### WHAT THIS TASK INVOLVES:
Wherever the string "вкус" appears in the listing, copy that line.

### SUPPLIED INFORMATION:

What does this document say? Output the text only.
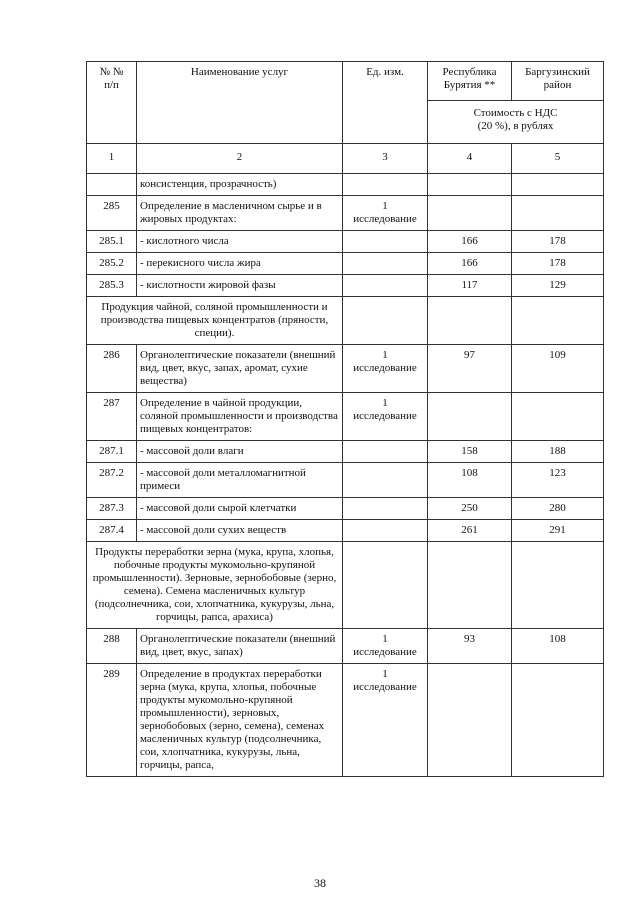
№ №
п/п	Наименование услуг	Ед. изм.	Республика
Бурятия **	Баргузинский
район
			Стоимость с НДС
(20 %), в рублях	
1	2	3	4	5
	консистенция, прозрачность)			
285	Определение в масленичном сырье и в жировых продуктах:	1
исследование		
285.1	- кислотного числа		166	178
285.2	- перекисного числа жира		166	178
285.3	- кислотности жировой фазы		117	129
Продукция чайной, соляной промышленности и производства пищевых концентратов (пряности, специи).				
286	Органолептические показатели (внешний вид, цвет, вкус, запах, аромат, сухие вещества)	1
исследование	97	109
287	Определение в чайной продукции, соляной промышленности и производства пищевых концентратов:	1
исследование		
287.1	- массовой доли влаги		158	188
287.2	- массовой доли металломагнитной примеси		108	123
287.3	- массовой доли сырой клетчатки		250	280
287.4	- массовой доли сухих веществ		261	291
Продукты переработки зерна (мука, крупа, хлопья, побочные продукты мукомольно-крупяной промышленности). Зерновые, зернобобовые (зерно, семена). Семена масленичных культур (подсолнечника, сои, хлопчатника, кукурузы, льна, горчицы, рапса, арахиса)				
288	Органолептические показатели (внешний вид, цвет, вкус, запах)	1
исследование	93	108
289	Определение в продуктах переработки зерна (мука, крупа, хлопья, побочные продукты мукомольно-крупяной промышленности), зерновых, зернобобовых (зерно, семена), семенах масленичных культур (подсолнечника, сои, хлопчатника, кукурузы, льна, горчицы, рапса,	1
исследование		
38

### EXPECTED OUTPUT:
286	Органолептические показатели (внешний вид, цвет, вкус, запах, аромат, сухие вещества)	1
288	Органолептические показатели (внешний вид, цвет, вкус, запах)	1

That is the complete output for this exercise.